### TESTO DELL'ESERCIZIO
▽

Una sfilza di precedenti penali di uno «stretto familiare» di Ramy, il tredicenne «eroe» di san Donato Milanese, sarebbero l’ostacolo all’ottenimento della cittadinanza: che, a questo punto, potrebbe essere concessa a lui, ma non al suo nucleo familiare. È l’ultimo sviluppo della querelle che - a quasi una settimana dal fallito attacco al bus grazie all’allarme dato dal ragazzino - contrappone i due vicepremier Matteo Salvini e Luigi di Maio, che sulla decisione di concedere al giovane egiziano la cittadinanza hanno deciso di giocare un round della partita politica in vista delle Europee.
«Voglio diventare italiano, sono nato qua. Volevo vedere cosa sarebbe successo a Salvini se tutti fossero morti. Tutti sarebbero andati contro di lui. Se tutti lo ringraziano è grazie a me», dice Ramy, che non ci sta a passare da eroe a capro espiatorio dell’ennesima prova di forza tra le due anime del governo.
Di Maio ha ribadito la sua posizione: «sulla cittadinanza a Ramy per meriti speciali confido in una rapida risoluzione», scrive su Facebook. «Come sapete nei giorni scorsi ho scritto anche ai ministeri competenti per fare in modo che la sua pratica arrivi presto al Consiglio dei Ministri. Mi aspetto che accada. Anche il presidente del Consiglio Giuseppe Conte è d’accordo. Non stiamo a girarci troppo intorno. Diamo la cittadinanza a quel bambino».

△

### AZIONE RICHIESTA
Riproduci fedelmente il passo dell'articolo sulla cittadinanza a Ramy compreso tra "Una sfilza di" e "vista delle Europee.", estremi inclusi.

### VOCI RIPORTATE
▽

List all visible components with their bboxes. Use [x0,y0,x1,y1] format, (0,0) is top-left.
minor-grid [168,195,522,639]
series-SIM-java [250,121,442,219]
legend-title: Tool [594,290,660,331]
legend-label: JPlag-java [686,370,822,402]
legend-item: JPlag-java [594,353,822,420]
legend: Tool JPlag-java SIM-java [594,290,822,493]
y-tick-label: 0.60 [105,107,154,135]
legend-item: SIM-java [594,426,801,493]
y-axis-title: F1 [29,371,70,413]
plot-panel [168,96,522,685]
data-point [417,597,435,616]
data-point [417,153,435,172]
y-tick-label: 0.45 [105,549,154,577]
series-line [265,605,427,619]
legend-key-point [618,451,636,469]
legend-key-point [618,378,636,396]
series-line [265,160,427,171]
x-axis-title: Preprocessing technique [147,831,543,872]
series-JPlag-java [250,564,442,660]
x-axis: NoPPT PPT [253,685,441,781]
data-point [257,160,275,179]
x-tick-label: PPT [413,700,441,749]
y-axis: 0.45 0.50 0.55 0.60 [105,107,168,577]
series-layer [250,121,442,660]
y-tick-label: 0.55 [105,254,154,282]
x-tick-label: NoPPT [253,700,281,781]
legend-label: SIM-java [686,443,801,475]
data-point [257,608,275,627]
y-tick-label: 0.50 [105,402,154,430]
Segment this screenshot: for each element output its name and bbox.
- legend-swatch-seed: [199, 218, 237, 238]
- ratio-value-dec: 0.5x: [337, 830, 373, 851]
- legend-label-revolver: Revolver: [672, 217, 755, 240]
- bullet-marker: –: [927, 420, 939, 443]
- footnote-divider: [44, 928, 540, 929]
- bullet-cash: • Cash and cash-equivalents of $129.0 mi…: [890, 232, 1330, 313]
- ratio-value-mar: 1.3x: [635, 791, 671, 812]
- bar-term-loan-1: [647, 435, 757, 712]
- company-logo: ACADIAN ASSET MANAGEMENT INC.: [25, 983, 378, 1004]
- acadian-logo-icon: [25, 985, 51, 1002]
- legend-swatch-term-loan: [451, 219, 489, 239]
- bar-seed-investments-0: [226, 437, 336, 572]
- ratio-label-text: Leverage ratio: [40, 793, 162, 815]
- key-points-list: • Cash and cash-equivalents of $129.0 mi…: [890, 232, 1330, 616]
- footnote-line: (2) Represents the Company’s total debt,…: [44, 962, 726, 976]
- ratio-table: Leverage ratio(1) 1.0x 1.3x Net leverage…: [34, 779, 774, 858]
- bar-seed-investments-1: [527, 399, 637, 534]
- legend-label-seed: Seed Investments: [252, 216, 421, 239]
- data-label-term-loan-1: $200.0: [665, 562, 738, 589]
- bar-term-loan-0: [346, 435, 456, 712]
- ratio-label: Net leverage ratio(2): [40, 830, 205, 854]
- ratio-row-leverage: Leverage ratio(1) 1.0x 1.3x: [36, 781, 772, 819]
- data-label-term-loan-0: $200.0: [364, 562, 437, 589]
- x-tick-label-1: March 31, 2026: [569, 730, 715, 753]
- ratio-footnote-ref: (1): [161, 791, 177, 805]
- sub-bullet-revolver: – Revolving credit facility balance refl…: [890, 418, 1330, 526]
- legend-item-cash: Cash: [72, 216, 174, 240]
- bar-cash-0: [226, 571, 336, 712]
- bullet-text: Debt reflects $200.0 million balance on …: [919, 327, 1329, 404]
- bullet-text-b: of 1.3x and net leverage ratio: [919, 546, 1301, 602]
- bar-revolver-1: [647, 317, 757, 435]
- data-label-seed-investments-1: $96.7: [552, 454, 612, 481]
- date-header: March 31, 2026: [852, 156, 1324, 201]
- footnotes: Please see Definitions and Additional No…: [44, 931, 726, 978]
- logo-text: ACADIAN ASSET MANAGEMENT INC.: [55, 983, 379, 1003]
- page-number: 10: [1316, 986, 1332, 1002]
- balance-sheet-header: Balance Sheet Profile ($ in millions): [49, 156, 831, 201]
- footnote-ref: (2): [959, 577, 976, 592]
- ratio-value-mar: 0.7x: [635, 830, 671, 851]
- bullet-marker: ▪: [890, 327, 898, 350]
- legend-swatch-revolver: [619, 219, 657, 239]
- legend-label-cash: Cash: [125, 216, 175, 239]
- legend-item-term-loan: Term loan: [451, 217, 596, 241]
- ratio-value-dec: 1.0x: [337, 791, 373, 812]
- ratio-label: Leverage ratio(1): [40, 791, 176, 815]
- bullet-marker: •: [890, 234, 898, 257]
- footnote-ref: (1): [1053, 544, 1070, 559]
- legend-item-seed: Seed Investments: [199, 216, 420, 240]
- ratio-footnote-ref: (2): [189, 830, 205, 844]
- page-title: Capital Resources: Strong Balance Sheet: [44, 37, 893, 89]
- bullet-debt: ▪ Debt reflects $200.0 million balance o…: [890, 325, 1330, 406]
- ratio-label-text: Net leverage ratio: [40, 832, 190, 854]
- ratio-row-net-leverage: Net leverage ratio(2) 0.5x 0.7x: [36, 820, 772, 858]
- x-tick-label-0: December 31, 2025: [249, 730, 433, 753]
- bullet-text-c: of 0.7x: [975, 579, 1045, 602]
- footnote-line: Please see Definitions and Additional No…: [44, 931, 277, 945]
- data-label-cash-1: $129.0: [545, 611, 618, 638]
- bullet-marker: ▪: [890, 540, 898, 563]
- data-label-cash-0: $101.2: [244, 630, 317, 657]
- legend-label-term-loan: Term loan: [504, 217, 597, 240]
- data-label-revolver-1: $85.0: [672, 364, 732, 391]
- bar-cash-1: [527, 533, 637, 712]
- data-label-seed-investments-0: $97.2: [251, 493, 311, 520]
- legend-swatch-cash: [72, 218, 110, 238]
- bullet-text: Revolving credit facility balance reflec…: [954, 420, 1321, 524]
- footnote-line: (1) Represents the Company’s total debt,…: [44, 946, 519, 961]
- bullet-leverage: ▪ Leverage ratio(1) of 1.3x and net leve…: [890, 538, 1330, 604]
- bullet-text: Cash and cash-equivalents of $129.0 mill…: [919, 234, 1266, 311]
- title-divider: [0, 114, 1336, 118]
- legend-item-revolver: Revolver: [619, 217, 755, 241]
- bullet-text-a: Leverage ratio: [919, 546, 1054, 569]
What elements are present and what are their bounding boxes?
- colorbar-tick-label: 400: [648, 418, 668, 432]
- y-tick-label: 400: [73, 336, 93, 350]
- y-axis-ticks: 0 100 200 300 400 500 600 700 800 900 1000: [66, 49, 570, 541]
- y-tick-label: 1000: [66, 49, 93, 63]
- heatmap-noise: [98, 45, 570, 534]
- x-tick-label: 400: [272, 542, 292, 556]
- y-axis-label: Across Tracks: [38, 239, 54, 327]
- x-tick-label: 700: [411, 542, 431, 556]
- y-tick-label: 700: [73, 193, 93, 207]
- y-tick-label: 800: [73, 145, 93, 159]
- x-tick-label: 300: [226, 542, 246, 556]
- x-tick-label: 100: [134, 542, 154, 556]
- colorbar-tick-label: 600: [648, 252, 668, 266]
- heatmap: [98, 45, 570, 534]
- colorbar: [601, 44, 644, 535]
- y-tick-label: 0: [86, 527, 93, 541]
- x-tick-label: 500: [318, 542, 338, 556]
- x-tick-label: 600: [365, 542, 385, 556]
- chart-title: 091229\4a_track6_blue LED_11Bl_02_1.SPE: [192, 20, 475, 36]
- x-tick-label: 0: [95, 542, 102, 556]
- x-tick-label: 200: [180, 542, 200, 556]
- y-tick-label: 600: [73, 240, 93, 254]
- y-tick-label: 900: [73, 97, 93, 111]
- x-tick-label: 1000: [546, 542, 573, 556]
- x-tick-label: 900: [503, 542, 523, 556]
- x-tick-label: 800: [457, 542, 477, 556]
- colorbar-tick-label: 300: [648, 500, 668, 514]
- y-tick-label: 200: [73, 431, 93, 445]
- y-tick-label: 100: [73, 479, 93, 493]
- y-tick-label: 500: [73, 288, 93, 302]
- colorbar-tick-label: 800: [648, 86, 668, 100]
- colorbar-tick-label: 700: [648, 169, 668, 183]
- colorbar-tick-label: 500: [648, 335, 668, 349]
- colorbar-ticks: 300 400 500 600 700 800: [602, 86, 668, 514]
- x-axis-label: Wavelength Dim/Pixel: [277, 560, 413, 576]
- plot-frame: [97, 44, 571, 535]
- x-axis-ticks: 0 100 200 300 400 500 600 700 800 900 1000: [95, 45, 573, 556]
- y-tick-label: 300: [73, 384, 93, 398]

△

### SOLUZIONE
Una sfilza di precedenti penali di uno «stretto familiare» di Ramy, il tredicenne «eroe» di san Donato Milanese, sarebbero l’ostacolo all’ottenimento della cittadinanza: che, a questo punto, potrebbe essere concessa a lui, ma non al suo nucleo familiare. È l’ultimo sviluppo della querelle che - a quasi una settimana dal fallito attacco al bus grazie all’allarme dato dal ragazzino - contrappone i due vicepremier Matteo Salvini e Luigi di Maio, che sulla decisione di concedere al giovane egiziano la cittadinanza hanno deciso di giocare un round della partita politica in vista delle Europee.